-- start of INPUT --

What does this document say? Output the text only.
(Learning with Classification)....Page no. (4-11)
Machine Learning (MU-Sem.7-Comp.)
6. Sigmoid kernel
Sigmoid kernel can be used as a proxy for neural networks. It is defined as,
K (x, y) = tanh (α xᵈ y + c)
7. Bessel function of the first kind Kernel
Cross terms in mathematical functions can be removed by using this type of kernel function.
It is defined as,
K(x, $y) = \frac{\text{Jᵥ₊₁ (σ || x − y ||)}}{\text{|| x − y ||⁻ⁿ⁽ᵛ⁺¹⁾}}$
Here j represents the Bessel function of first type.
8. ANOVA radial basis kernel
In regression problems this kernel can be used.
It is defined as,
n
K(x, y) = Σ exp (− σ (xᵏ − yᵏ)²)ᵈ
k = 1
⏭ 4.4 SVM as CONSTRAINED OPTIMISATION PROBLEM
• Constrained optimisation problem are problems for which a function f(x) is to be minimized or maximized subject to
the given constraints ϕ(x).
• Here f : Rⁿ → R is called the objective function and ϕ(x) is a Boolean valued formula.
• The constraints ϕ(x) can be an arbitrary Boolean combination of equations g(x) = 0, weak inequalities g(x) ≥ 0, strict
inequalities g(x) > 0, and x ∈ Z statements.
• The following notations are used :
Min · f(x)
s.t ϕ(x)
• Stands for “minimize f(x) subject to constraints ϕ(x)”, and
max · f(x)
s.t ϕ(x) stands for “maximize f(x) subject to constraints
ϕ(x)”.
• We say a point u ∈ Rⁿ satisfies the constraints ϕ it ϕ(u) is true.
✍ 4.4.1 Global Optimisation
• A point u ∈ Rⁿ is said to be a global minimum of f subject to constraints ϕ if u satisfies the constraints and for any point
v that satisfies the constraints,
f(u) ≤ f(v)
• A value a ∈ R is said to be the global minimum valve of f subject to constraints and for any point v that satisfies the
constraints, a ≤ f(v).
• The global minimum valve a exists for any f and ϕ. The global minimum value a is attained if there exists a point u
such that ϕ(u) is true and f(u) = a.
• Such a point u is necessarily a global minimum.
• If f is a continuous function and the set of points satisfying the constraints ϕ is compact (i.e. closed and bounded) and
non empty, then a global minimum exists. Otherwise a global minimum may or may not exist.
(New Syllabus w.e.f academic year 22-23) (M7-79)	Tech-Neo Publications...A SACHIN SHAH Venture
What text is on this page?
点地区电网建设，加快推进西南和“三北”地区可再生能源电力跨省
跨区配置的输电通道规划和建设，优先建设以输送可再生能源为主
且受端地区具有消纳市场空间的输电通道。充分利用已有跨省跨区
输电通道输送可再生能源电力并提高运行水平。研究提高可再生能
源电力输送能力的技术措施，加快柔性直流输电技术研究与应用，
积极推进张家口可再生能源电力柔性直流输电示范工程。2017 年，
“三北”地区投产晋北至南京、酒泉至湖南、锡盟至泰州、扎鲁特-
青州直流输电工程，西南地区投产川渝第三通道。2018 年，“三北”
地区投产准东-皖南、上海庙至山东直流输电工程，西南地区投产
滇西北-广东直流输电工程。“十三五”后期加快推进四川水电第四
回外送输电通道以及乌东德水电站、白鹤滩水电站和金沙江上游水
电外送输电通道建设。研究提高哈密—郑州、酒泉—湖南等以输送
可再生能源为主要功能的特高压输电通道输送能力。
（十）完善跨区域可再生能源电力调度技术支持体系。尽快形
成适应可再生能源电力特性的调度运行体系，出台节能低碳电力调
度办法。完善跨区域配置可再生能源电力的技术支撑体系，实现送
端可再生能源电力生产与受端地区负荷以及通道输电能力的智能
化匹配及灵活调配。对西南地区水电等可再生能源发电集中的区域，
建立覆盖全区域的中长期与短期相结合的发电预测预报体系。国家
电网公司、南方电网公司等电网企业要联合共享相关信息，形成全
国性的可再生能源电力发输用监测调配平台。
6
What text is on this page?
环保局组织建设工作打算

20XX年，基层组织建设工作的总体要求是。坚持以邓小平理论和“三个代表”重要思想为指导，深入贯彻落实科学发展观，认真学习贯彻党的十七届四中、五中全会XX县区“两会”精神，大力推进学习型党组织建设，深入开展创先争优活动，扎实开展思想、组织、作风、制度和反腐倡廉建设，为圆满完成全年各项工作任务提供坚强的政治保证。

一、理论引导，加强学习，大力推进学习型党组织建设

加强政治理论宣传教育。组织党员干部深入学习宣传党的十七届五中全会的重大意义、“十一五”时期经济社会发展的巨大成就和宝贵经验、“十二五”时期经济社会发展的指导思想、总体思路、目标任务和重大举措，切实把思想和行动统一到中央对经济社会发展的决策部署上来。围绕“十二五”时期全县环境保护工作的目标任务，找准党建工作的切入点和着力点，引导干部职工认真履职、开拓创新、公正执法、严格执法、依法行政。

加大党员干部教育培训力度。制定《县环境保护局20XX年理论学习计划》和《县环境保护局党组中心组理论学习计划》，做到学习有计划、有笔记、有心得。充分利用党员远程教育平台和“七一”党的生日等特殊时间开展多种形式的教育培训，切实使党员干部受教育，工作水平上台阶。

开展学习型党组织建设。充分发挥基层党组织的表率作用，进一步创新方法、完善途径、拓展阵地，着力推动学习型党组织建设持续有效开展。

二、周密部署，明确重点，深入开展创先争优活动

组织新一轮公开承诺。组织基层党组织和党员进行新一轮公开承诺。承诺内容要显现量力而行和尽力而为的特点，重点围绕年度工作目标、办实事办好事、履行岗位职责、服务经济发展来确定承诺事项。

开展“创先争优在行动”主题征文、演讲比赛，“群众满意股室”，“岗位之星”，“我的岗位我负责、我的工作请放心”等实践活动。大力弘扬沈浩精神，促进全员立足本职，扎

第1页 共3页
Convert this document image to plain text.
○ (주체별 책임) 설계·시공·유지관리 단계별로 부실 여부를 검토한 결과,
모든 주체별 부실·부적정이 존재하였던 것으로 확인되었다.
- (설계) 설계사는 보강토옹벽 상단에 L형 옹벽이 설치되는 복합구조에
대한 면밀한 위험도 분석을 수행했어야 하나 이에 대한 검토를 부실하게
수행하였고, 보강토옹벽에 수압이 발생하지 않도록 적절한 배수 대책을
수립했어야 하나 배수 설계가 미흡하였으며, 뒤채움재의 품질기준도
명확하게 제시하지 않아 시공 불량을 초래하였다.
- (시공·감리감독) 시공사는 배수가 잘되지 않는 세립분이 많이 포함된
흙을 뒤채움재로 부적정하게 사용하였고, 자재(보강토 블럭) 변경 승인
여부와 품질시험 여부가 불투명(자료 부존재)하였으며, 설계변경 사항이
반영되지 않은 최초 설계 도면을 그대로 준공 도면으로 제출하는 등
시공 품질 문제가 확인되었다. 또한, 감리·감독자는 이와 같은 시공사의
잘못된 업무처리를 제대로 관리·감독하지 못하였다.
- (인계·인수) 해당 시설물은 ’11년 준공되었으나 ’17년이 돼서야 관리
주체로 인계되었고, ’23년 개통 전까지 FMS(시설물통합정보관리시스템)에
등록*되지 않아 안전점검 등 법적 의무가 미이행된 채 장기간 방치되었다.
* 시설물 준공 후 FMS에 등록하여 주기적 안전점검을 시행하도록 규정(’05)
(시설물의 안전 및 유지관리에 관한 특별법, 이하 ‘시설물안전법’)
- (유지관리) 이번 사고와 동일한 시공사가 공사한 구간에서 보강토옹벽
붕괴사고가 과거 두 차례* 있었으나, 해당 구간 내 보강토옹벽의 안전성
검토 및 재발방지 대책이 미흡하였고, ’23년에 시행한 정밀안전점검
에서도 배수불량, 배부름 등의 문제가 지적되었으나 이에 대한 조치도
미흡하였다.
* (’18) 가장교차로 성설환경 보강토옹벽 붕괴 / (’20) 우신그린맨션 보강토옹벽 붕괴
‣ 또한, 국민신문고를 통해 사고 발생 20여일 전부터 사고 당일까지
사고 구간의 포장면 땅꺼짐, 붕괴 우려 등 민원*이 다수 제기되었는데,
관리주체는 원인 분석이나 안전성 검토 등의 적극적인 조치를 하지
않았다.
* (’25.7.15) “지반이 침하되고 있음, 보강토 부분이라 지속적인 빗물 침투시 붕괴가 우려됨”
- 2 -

-- end of INPUT --

WHAT IS EXPECTED ▸
Starting with the line that contains "Convert this document image to plain text.", print each line through the last one in the listing. Include both end lines and add nothing.

SOLUTION FOR THIS PROBLEM ▸
Convert this document image to plain text.
○ (주체별 책임) 설계·시공·유지관리 단계별로 부실 여부를 검토한 결과,
모든 주체별 부실·부적정이 존재하였던 것으로 확인되었다.
- (설계) 설계사는 보강토옹벽 상단에 L형 옹벽이 설치되는 복합구조에
대한 면밀한 위험도 분석을 수행했어야 하나 이에 대한 검토를 부실하게
수행하였고, 보강토옹벽에 수압이 발생하지 않도록 적절한 배수 대책을
수립했어야 하나 배수 설계가 미흡하였으며, 뒤채움재의 품질기준도
명확하게 제시하지 않아 시공 불량을 초래하였다.
- (시공·감리감독) 시공사는 배수가 잘되지 않는 세립분이 많이 포함된
흙을 뒤채움재로 부적정하게 사용하였고, 자재(보강토 블럭) 변경 승인
여부와 품질시험 여부가 불투명(자료 부존재)하였으며, 설계변경 사항이
반영되지 않은 최초 설계 도면을 그대로 준공 도면으로 제출하는 등
시공 품질 문제가 확인되었다. 또한, 감리·감독자는 이와 같은 시공사의
잘못된 업무처리를 제대로 관리·감독하지 못하였다.
- (인계·인수) 해당 시설물은 ’11년 준공되었으나 ’17년이 돼서야 관리
주체로 인계되었고, ’23년 개통 전까지 FMS(시설물통합정보관리시스템)에
등록*되지 않아 안전점검 등 법적 의무가 미이행된 채 장기간 방치되었다.
* 시설물 준공 후 FMS에 등록하여 주기적 안전점검을 시행하도록 규정(’05)
(시설물의 안전 및 유지관리에 관한 특별법, 이하 ‘시설물안전법’)
- (유지관리) 이번 사고와 동일한 시공사가 공사한 구간에서 보강토옹벽
붕괴사고가 과거 두 차례* 있었으나, 해당 구간 내 보강토옹벽의 안전성
검토 및 재발방지 대책이 미흡하였고, ’23년에 시행한 정밀안전점검
에서도 배수불량, 배부름 등의 문제가 지적되었으나 이에 대한 조치도
미흡하였다.
* (’18) 가장교차로 성설환경 보강토옹벽 붕괴 / (’20) 우신그린맨션 보강토옹벽 붕괴
‣ 또한, 국민신문고를 통해 사고 발생 20여일 전부터 사고 당일까지
사고 구간의 포장면 땅꺼짐, 붕괴 우려 등 민원*이 다수 제기되었는데,
관리주체는 원인 분석이나 안전성 검토 등의 적극적인 조치를 하지
않았다.
* (’25.7.15) “지반이 침하되고 있음, 보강토 부분이라 지속적인 빗물 침투시 붕괴가 우려됨”
- 2 -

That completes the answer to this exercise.